### YOUR GOAL
Transcribe all records exactly.

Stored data
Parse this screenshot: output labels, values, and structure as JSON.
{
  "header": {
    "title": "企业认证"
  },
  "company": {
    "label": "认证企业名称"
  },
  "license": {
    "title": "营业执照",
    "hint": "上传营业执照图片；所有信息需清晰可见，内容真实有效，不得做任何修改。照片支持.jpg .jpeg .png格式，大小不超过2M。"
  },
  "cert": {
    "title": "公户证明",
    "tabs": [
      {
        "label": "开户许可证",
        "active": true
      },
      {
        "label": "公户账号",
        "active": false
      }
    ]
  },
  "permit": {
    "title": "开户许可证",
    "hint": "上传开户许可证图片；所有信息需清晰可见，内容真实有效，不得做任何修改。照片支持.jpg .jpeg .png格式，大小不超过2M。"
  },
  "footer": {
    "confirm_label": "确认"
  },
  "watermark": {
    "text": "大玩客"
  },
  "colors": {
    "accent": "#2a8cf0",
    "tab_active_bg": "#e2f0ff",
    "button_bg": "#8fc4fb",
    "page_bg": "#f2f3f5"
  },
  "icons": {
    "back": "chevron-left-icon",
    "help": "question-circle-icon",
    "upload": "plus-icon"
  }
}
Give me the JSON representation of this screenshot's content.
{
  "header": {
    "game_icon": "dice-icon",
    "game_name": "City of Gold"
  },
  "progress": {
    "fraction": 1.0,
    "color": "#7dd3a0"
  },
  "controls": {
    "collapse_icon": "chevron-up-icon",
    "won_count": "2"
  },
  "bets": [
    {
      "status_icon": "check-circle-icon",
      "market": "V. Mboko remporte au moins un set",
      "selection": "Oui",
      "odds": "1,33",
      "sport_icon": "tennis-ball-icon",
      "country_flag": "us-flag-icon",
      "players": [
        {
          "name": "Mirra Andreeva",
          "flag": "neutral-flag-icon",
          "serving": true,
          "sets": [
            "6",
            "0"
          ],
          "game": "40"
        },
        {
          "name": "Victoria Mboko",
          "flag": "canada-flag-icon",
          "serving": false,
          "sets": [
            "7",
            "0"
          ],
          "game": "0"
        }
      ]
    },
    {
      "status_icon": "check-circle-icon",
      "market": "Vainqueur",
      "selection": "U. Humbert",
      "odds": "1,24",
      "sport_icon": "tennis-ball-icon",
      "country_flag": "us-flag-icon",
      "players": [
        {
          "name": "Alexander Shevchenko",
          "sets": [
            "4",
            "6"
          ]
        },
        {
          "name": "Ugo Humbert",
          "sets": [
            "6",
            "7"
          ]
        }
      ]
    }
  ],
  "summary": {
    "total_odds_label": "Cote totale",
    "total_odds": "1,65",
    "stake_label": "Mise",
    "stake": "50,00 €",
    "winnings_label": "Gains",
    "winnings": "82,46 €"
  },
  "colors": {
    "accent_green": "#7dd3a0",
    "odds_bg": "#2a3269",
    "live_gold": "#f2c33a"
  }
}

### EXERCISE RESPONSE
Parse this screenshot: output labels, values, and structure as JSON.
{
  "header": {
    "title": "企业认证"
  },
  "company": {
    "label": "认证企业名称"
  },
  "license": {
    "title": "营业执照",
    "hint": "上传营业执照图片；所有信息需清晰可见，内容真实有效，不得做任何修改。照片支持.jpg .jpeg .png格式，大小不超过2M。"
  },
  "cert": {
    "title": "公户证明",
    "tabs": [
      {
        "label": "开户许可证",
        "active": true
      },
      {
        "label": "公户账号",
        "active": false
      }
    ]
  },
  "permit": {
    "title": "开户许可证",
    "hint": "上传开户许可证图片；所有信息需清晰可见，内容真实有效，不得做任何修改。照片支持.jpg .jpeg .png格式，大小不超过2M。"
  },
  "footer": {
    "confirm_label": "确认"
  },
  "watermark": {
    "text": "大玩客"
  },
  "colors": {
    "accent": "#2a8cf0",
    "tab_active_bg": "#e2f0ff",
    "button_bg": "#8fc4fb",
    "page_bg": "#f2f3f5"
  },
  "icons": {
    "back": "chevron-left-icon",
    "help": "question-circle-icon",
    "upload": "plus-icon"
  }
}
Give me the JSON representation of this screenshot's content.
{
  "header": {
    "game_icon": "dice-icon",
    "game_name": "City of Gold"
  },
  "progress": {
    "fraction": 1.0,
    "color": "#7dd3a0"
  },
  "controls": {
    "collapse_icon": "chevron-up-icon",
    "won_count": "2"
  },
  "bets": [
    {
      "status_icon": "check-circle-icon",
      "market": "V. Mboko remporte au moins un set",
      "selection": "Oui",
      "odds": "1,33",
      "sport_icon": "tennis-ball-icon",
      "country_flag": "us-flag-icon",
      "players": [
        {
          "name": "Mirra Andreeva",
          "flag": "neutral-flag-icon",
          "serving": true,
          "sets": [
            "6",
            "0"
          ],
          "game": "40"
        },
        {
          "name": "Victoria Mboko",
          "flag": "canada-flag-icon",
          "serving": false,
          "sets": [
            "7",
            "0"
          ],
          "game": "0"
        }
      ]
    },
    {
      "status_icon": "check-circle-icon",
      "market": "Vainqueur",
      "selection": "U. Humbert",
      "odds": "1,24",
      "sport_icon": "tennis-ball-icon",
      "country_flag": "us-flag-icon",
      "players": [
        {
          "name": "Alexander Shevchenko",
          "sets": [
            "4",
            "6"
          ]
        },
        {
          "name": "Ugo Humbert",
          "sets": [
            "6",
            "7"
          ]
        }
      ]
    }
  ],
  "summary": {
    "total_odds_label": "Cote totale",
    "total_odds": "1,65",
    "stake_label": "Mise",
    "stake": "50,00 €",
    "winnings_label": "Gains",
    "winnings": "82,46 €"
  },
  "colors": {
    "accent_green": "#7dd3a0",
    "odds_bg": "#2a3269",
    "live_gold": "#f2c33a"
  }
}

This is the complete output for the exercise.